▸ WHAT IS EXPECTED: Transcribe the material exactly. Images do not belong in the copy.

▸ SUPPLIED DATA:
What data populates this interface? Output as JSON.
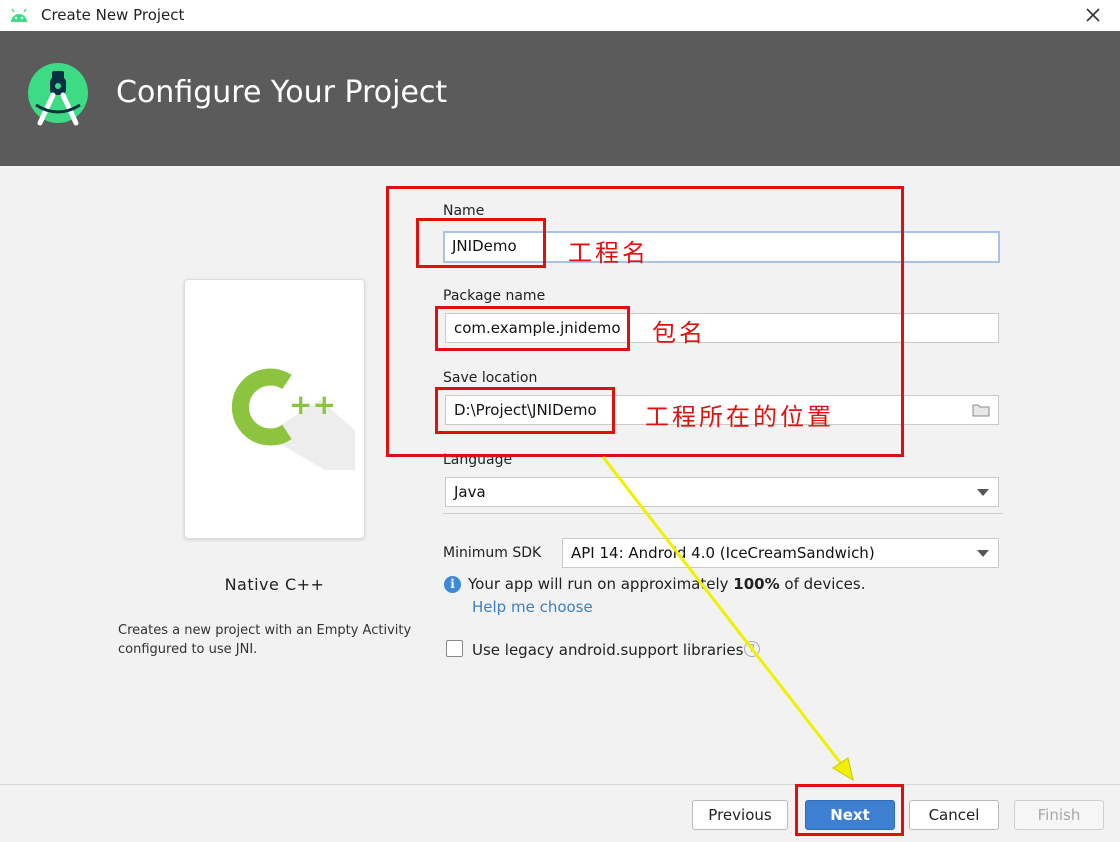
{
  "window": {
    "title": "Create New Project",
    "close_icon": "close-icon",
    "app_icon": "android-icon"
  },
  "header": {
    "heading": "Configure Your Project",
    "logo_icon": "android-studio-logo-icon"
  },
  "template": {
    "name": "Native C++",
    "description_line1": "Creates a new project with an Empty Activity",
    "description_line2": "configured to use JNI.",
    "icon": "cpp-icon"
  },
  "form": {
    "name_label": "Name",
    "name_value": "JNIDemo",
    "package_label": "Package name",
    "package_value": "com.example.jnidemo",
    "location_label": "Save location",
    "location_value": "D:\\Project\\JNIDemo",
    "language_label": "Language",
    "language_value": "Java",
    "min_sdk_label": "Minimum SDK",
    "min_sdk_value": "API 14: Android 4.0 (IceCreamSandwich)",
    "info_pre": "Your app will run on approximately ",
    "info_bold": "100%",
    "info_post": " of devices.",
    "help_link": "Help me choose",
    "legacy_label": "Use legacy android.support libraries",
    "legacy_checked": false
  },
  "buttons": {
    "previous": "Previous",
    "next": "Next",
    "cancel": "Cancel",
    "finish": "Finish"
  },
  "annotations": {
    "name_note": "工程名",
    "package_note": "包名",
    "location_note": "工程所在的位置"
  },
  "colors": {
    "banner": "#5b5b5b",
    "annotation_red": "#e01010",
    "arrow_yellow": "#f0f000",
    "primary_button": "#3d7fd0",
    "android_green": "#3ddc84",
    "cpp_green": "#8cc43f"
  }
}
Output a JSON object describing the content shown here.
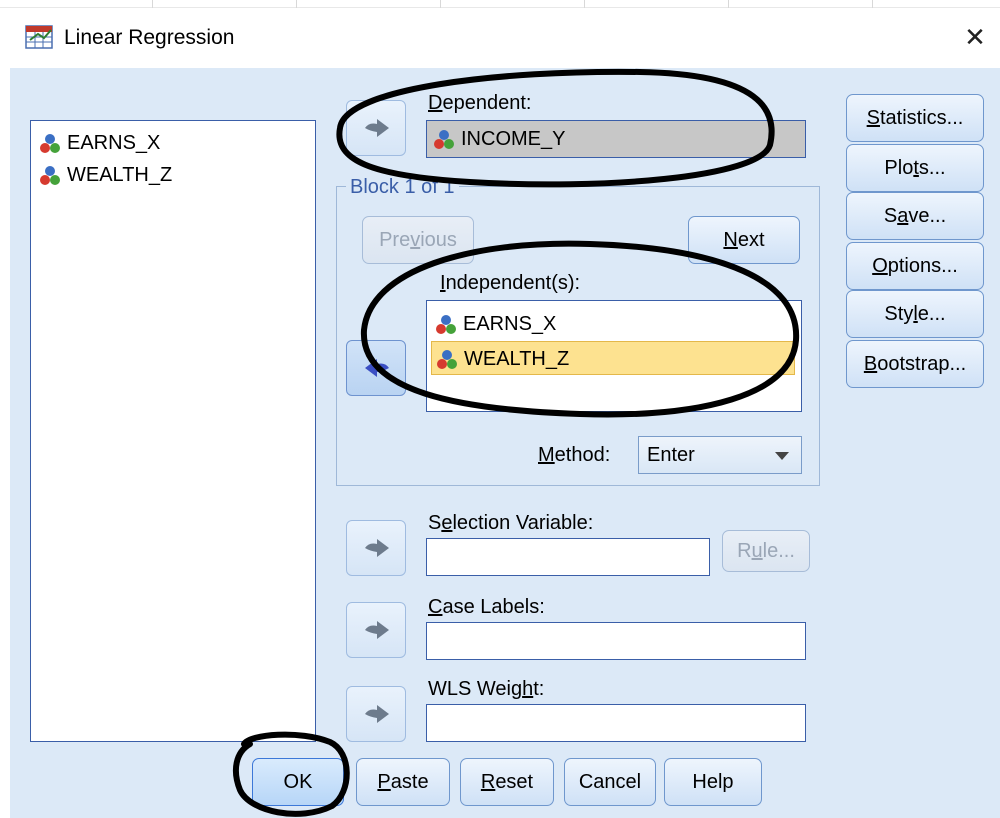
{
  "window": {
    "title": "Linear Regression",
    "close_glyph": "✕"
  },
  "source_list": {
    "items": [
      {
        "label": "EARNS_X",
        "icon": "nominal-variable-icon"
      },
      {
        "label": "WEALTH_Z",
        "icon": "nominal-variable-icon"
      }
    ]
  },
  "dependent": {
    "label": "Dependent:",
    "mnemonic": "D",
    "label_rest": "ependent:",
    "value": "INCOME_Y"
  },
  "block": {
    "title": "Block 1 of 1",
    "previous_pre": "Pre",
    "previous_m": "v",
    "previous_post": "ious",
    "next_m": "N",
    "next_post": "ext"
  },
  "independents": {
    "label_m": "I",
    "label_post": "ndependent(s):",
    "items": [
      {
        "label": "EARNS_X",
        "selected": false
      },
      {
        "label": "WEALTH_Z",
        "selected": true
      }
    ]
  },
  "method": {
    "label_m": "M",
    "label_post": "ethod:",
    "value": "Enter"
  },
  "selection_variable": {
    "label_pre": "S",
    "label_m": "e",
    "label_post": "lection Variable:",
    "value": "",
    "rule_pre": "R",
    "rule_m": "u",
    "rule_post": "le..."
  },
  "case_labels": {
    "label_m": "C",
    "label_post": "ase Labels:",
    "value": ""
  },
  "wls_weight": {
    "label_pre": "WLS Weig",
    "label_m": "h",
    "label_post": "t:",
    "value": ""
  },
  "side_buttons": {
    "statistics_m": "S",
    "statistics_post": "tatistics...",
    "plots_pre": "Plo",
    "plots_m": "t",
    "plots_post": "s...",
    "save_pre": "S",
    "save_m": "a",
    "save_post": "ve...",
    "options_m": "O",
    "options_post": "ptions...",
    "style_pre": "Sty",
    "style_m": "l",
    "style_post": "e...",
    "bootstrap_m": "B",
    "bootstrap_post": "ootstrap..."
  },
  "bottom_buttons": {
    "ok": "OK",
    "paste_m": "P",
    "paste_post": "aste",
    "reset_m": "R",
    "reset_post": "eset",
    "cancel": "Cancel",
    "help": "Help"
  },
  "colors": {
    "client_bg": "#dce9f7",
    "selection_highlight": "#fde290",
    "field_border": "#3a5ea8",
    "annotation_ink": "#000000"
  }
}
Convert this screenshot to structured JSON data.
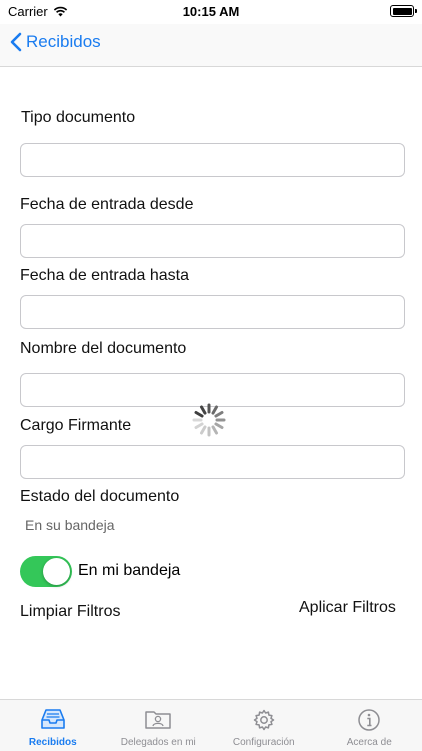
{
  "status_bar": {
    "carrier": "Carrier",
    "time": "10:15 AM"
  },
  "nav": {
    "back_label": "Recibidos"
  },
  "form": {
    "tipo_documento": {
      "label": "Tipo documento",
      "value": ""
    },
    "fecha_desde": {
      "label": "Fecha de entrada desde",
      "value": ""
    },
    "fecha_hasta": {
      "label": "Fecha de entrada hasta",
      "value": ""
    },
    "nombre_documento": {
      "label": "Nombre del documento",
      "value": ""
    },
    "cargo_firmante": {
      "label": "Cargo Firmante",
      "value": ""
    },
    "estado_documento": {
      "label": "Estado del documento",
      "value": "En su bandeja"
    }
  },
  "toggle": {
    "label": "En mi bandeja",
    "on": true
  },
  "actions": {
    "clear_label": "Limpiar Filtros",
    "apply_label": "Aplicar Filtros"
  },
  "tab_bar": {
    "items": [
      {
        "label": "Recibidos",
        "icon": "inbox-icon",
        "active": true
      },
      {
        "label": "Delegados en mi",
        "icon": "contacts-folder-icon",
        "active": false
      },
      {
        "label": "Configuración",
        "icon": "gear-icon",
        "active": false
      },
      {
        "label": "Acerca de",
        "icon": "info-icon",
        "active": false
      }
    ]
  },
  "colors": {
    "accent": "#1a7cf0",
    "toggle_on": "#34c759",
    "tab_inactive": "#8e8e93"
  }
}
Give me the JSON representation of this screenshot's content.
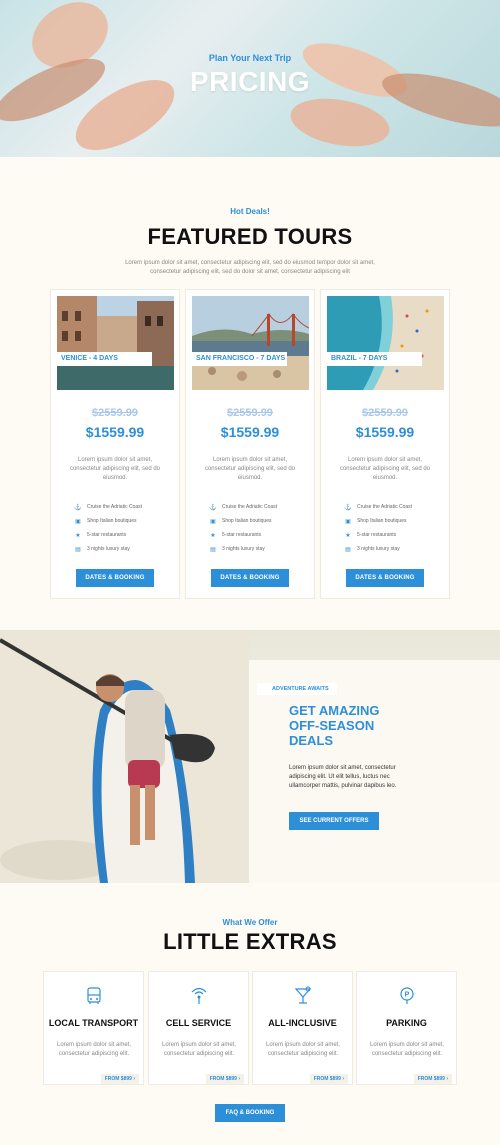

▸ THE REPLY:
What data populates this interface? Output as JSON.
{
  "window": {
    "title": "Create New Project",
    "close_icon": "close-icon",
    "app_icon": "android-icon"
  },
  "header": {
    "heading": "Configure Your Project",
    "logo_icon": "android-studio-logo-icon"
  },
  "template": {
    "name": "Native C++",
    "description_line1": "Creates a new project with an Empty Activity",
    "description_line2": "configured to use JNI.",
    "icon": "cpp-icon"
  },
  "form": {
    "name_label": "Name",
    "name_value": "JNIDemo",
    "package_label": "Package name",
    "package_value": "com.example.jnidemo",
    "location_label": "Save location",
    "location_value": "D:\\Project\\JNIDemo",
    "language_label": "Language",
    "language_value": "Java",
    "min_sdk_label": "Minimum SDK",
    "min_sdk_value": "API 14: Android 4.0 (IceCreamSandwich)",
    "info_pre": "Your app will run on approximately ",
    "info_bold": "100%",
    "info_post": " of devices.",
    "help_link": "Help me choose",
    "legacy_label": "Use legacy android.support libraries",
    "legacy_checked": false
  },
  "buttons": {
    "previous": "Previous",
    "next": "Next",
    "cancel": "Cancel",
    "finish": "Finish"
  },
  "annotations": {
    "name_note": "工程名",
    "package_note": "包名",
    "location_note": "工程所在的位置"
  },
  "colors": {
    "banner": "#5b5b5b",
    "annotation_red": "#e01010",
    "arrow_yellow": "#f0f000",
    "primary_button": "#3d7fd0",
    "android_green": "#3ddc84",
    "cpp_green": "#8cc43f"
  }
}
Output a JSON object describing the content shown here.
{
  "window": {
    "title": "Linear Regression",
    "close_glyph": "✕"
  },
  "source_list": {
    "items": [
      {
        "label": "EARNS_X",
        "icon": "nominal-variable-icon"
      },
      {
        "label": "WEALTH_Z",
        "icon": "nominal-variable-icon"
      }
    ]
  },
  "dependent": {
    "label": "Dependent:",
    "mnemonic": "D",
    "label_rest": "ependent:",
    "value": "INCOME_Y"
  },
  "block": {
    "title": "Block 1 of 1",
    "previous_pre": "Pre",
    "previous_m": "v",
    "previous_post": "ious",
    "next_m": "N",
    "next_post": "ext"
  },
  "independents": {
    "label_m": "I",
    "label_post": "ndependent(s):",
    "items": [
      {
        "label": "EARNS_X",
        "selected": false
      },
      {
        "label": "WEALTH_Z",
        "selected": true
      }
    ]
  },
  "method": {
    "label_m": "M",
    "label_post": "ethod:",
    "value": "Enter"
  },
  "selection_variable": {
    "label_pre": "S",
    "label_m": "e",
    "label_post": "lection Variable:",
    "value": "",
    "rule_pre": "R",
    "rule_m": "u",
    "rule_post": "le..."
  },
  "case_labels": {
    "label_m": "C",
    "label_post": "ase Labels:",
    "value": ""
  },
  "wls_weight": {
    "label_pre": "WLS Weig",
    "label_m": "h",
    "label_post": "t:",
    "value": ""
  },
  "side_buttons": {
    "statistics_m": "S",
    "statistics_post": "tatistics...",
    "plots_pre": "Plo",
    "plots_m": "t",
    "plots_post": "s...",
    "save_pre": "S",
    "save_m": "a",
    "save_post": "ve...",
    "options_m": "O",
    "options_post": "ptions...",
    "style_pre": "Sty",
    "style_m": "l",
    "style_post": "e...",
    "bootstrap_m": "B",
    "bootstrap_post": "ootstrap..."
  },
  "bottom_buttons": {
    "ok": "OK",
    "paste_m": "P",
    "paste_post": "aste",
    "reset_m": "R",
    "reset_post": "eset",
    "cancel": "Cancel",
    "help": "Help"
  },
  "colors": {
    "client_bg": "#dce9f7",
    "selection_highlight": "#fde290",
    "field_border": "#3a5ea8",
    "annotation_ink": "#000000"
  }
}
Convert this screenshot to structured JSON data.
{
  "status_bar": {
    "carrier": "Carrier",
    "time": "10:15 AM"
  },
  "nav": {
    "back_label": "Recibidos"
  },
  "form": {
    "tipo_documento": {
      "label": "Tipo documento",
      "value": ""
    },
    "fecha_desde": {
      "label": "Fecha de entrada desde",
      "value": ""
    },
    "fecha_hasta": {
      "label": "Fecha de entrada hasta",
      "value": ""
    },
    "nombre_documento": {
      "label": "Nombre del documento",
      "value": ""
    },
    "cargo_firmante": {
      "label": "Cargo Firmante",
      "value": ""
    },
    "estado_documento": {
      "label": "Estado del documento",
      "value": "En su bandeja"
    }
  },
  "toggle": {
    "label": "En mi bandeja",
    "on": true
  },
  "actions": {
    "clear_label": "Limpiar Filtros",
    "apply_label": "Aplicar Filtros"
  },
  "tab_bar": {
    "items": [
      {
        "label": "Recibidos",
        "icon": "inbox-icon",
        "active": true
      },
      {
        "label": "Delegados en mi",
        "icon": "contacts-folder-icon",
        "active": false
      },
      {
        "label": "Configuración",
        "icon": "gear-icon",
        "active": false
      },
      {
        "label": "Acerca de",
        "icon": "info-icon",
        "active": false
      }
    ]
  },
  "colors": {
    "accent": "#1a7cf0",
    "toggle_on": "#34c759",
    "tab_inactive": "#8e8e93"
  }
}
Give me the JSON representation of this screenshot's content.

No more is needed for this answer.